### Objective
Locate the lines of the listing below that hold "wizard", then copy each of them.
******
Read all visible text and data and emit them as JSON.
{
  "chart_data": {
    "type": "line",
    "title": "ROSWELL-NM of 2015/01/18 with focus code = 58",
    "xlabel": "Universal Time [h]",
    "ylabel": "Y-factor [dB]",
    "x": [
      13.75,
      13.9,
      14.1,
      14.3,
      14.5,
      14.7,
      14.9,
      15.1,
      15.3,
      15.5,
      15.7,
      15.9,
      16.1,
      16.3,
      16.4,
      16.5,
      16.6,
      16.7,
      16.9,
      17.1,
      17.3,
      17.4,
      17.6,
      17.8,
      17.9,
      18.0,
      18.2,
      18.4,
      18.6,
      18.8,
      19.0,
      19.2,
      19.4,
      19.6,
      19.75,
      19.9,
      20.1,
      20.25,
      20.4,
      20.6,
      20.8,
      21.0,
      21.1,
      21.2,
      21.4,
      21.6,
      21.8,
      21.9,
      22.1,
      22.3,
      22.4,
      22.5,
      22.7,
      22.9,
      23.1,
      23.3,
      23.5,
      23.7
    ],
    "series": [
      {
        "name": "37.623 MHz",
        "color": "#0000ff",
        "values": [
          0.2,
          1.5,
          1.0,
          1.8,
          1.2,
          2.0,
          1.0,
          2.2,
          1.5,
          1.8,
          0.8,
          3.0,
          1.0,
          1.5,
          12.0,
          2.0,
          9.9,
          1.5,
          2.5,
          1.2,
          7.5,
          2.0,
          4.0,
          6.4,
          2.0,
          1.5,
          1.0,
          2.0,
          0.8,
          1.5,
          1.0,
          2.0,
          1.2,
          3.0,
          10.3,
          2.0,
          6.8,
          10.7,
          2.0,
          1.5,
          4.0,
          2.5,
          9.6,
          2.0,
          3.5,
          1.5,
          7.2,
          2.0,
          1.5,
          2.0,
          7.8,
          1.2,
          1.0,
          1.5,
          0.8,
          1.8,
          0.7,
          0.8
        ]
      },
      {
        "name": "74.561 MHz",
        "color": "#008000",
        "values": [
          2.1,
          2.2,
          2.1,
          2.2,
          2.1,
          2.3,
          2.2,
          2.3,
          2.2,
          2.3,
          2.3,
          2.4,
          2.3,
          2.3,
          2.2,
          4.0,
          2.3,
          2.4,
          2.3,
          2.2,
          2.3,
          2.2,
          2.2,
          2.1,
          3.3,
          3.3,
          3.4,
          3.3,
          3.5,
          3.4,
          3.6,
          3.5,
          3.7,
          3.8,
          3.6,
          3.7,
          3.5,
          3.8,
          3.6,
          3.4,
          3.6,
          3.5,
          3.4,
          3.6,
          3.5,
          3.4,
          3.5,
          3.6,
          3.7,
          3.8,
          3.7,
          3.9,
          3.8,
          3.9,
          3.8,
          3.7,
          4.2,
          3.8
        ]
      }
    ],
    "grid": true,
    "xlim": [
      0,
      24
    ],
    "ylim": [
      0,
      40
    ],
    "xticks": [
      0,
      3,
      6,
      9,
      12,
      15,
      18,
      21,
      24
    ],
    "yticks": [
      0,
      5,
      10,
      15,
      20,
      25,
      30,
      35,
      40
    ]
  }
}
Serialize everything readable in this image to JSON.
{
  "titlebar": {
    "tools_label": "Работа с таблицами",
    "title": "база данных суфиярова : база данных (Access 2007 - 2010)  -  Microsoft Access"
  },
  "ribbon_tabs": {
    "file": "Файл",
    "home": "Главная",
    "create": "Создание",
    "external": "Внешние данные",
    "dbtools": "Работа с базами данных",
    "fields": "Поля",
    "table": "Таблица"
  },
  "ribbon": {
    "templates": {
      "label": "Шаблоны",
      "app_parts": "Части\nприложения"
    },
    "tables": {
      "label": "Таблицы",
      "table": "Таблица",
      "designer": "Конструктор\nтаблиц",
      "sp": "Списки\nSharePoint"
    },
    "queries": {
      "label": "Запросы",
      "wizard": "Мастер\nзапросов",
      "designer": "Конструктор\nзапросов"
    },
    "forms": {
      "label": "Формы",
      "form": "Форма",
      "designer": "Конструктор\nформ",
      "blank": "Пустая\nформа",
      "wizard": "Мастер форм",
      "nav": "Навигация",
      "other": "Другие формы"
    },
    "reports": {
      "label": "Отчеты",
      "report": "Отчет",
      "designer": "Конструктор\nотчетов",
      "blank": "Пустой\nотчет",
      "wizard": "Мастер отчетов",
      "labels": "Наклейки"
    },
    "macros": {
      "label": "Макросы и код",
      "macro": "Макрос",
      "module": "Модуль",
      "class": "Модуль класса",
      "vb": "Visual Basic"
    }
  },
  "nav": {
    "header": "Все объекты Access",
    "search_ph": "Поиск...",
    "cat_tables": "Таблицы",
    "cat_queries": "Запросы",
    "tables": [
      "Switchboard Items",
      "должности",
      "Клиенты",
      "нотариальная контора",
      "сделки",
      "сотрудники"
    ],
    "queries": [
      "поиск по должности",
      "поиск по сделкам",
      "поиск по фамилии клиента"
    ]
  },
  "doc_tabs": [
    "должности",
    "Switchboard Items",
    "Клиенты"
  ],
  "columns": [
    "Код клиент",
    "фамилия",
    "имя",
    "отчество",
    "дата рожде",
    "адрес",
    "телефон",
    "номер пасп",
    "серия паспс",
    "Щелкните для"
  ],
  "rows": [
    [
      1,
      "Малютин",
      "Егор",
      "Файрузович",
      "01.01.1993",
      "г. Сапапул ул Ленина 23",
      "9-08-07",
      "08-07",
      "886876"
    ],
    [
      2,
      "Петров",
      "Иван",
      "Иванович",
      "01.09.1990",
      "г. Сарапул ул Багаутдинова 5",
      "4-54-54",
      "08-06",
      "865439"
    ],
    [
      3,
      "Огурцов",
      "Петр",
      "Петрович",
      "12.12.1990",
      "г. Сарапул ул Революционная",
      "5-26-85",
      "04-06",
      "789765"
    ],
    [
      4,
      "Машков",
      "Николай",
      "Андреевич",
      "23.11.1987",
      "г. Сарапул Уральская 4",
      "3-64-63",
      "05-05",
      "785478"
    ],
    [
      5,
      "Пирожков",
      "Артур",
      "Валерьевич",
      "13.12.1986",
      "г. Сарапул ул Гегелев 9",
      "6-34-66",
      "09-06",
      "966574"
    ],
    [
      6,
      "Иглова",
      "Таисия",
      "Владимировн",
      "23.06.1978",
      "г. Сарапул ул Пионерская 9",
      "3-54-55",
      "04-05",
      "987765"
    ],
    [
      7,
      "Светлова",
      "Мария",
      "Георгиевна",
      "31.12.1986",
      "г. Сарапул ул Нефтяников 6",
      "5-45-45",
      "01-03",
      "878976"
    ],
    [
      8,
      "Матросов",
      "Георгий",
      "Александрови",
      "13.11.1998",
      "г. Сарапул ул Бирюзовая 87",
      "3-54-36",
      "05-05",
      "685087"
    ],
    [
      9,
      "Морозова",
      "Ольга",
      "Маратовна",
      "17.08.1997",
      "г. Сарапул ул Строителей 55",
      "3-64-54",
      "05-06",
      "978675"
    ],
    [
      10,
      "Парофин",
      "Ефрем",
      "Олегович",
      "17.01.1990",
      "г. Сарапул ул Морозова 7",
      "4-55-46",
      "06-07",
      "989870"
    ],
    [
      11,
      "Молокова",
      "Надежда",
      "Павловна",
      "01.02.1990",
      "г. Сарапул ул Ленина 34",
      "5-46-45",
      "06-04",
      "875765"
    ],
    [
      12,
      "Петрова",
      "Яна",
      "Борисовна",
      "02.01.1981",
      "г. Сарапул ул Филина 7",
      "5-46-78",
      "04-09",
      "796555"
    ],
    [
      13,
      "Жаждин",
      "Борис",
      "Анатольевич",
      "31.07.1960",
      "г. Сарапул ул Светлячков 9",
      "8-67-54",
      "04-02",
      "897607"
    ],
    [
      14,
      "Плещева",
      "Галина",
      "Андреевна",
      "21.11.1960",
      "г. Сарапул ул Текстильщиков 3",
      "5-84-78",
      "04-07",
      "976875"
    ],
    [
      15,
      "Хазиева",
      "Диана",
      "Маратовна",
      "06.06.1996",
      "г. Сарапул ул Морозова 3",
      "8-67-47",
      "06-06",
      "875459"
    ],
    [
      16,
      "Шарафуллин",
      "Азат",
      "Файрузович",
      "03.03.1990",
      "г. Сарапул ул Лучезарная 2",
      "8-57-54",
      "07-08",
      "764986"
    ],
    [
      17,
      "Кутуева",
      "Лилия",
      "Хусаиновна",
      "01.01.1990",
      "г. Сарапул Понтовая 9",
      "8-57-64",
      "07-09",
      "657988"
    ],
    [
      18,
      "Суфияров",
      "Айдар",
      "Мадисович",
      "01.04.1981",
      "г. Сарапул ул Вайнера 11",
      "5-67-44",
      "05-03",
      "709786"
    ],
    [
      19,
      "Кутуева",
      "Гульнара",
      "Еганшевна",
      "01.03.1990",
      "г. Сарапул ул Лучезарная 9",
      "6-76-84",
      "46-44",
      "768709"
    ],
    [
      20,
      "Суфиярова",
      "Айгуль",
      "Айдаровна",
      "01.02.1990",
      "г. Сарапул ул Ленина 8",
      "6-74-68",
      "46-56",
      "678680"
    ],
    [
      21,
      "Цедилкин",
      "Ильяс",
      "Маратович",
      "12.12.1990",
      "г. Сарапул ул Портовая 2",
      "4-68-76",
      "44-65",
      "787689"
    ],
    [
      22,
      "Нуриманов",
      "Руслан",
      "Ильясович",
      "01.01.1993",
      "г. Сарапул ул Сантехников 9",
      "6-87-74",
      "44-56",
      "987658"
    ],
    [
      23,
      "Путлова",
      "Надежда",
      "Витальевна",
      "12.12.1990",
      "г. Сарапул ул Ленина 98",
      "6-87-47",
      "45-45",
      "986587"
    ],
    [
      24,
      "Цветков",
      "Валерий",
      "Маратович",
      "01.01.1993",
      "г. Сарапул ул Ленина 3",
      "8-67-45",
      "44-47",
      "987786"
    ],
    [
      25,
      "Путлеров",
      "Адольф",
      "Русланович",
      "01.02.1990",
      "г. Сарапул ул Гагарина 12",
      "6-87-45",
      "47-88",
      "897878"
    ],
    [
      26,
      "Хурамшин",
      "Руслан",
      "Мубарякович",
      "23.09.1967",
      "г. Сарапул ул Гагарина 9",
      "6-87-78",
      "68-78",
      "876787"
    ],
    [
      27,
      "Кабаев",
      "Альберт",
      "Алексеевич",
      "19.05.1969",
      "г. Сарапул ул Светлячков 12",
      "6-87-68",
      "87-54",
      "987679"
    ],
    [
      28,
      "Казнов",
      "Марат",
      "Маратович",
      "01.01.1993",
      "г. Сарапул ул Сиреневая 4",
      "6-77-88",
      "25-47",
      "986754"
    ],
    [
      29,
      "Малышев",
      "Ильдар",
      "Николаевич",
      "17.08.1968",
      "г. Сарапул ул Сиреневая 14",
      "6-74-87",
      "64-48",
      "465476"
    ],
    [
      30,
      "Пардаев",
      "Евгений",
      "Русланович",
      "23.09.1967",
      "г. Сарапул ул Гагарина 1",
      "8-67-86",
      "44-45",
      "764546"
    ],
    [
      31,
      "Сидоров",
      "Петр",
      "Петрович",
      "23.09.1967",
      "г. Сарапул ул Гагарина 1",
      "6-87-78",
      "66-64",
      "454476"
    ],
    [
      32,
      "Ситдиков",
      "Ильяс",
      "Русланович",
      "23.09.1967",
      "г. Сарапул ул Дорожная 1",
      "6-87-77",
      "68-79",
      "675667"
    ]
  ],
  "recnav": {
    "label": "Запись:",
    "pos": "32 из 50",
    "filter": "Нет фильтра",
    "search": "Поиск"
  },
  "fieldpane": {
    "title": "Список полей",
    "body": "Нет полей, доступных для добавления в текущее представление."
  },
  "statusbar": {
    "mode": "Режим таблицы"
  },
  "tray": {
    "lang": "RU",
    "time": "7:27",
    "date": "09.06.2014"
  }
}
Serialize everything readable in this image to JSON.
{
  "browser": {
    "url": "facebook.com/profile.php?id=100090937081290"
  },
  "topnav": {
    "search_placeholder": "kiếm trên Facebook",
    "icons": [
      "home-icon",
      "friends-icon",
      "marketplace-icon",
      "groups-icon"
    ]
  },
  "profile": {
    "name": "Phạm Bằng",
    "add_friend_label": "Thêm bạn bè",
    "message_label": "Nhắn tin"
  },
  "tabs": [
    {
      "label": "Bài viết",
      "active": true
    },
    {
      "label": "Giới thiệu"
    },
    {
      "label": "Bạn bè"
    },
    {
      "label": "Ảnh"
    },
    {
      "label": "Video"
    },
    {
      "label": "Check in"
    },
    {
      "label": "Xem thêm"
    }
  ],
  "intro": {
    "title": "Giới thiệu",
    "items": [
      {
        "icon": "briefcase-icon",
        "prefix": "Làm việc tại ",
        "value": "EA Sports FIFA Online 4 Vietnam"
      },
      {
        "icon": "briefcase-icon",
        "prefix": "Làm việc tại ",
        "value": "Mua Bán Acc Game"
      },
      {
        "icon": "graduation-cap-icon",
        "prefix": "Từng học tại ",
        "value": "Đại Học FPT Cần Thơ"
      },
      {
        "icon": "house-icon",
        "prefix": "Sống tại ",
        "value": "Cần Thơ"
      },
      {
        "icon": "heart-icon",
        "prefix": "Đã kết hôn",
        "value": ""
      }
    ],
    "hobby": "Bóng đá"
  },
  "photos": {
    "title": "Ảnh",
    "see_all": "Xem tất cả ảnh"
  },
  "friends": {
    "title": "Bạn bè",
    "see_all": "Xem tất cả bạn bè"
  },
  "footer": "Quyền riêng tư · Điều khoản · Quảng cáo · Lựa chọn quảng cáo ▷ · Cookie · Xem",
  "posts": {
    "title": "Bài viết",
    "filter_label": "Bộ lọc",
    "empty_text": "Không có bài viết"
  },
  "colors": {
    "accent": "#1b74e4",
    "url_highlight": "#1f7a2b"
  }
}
******
### Completed exercise
      "wizard": "Мастер\nзапросов",
      "wizard": "Мастер форм",
      "wizard": "Мастер отчетов",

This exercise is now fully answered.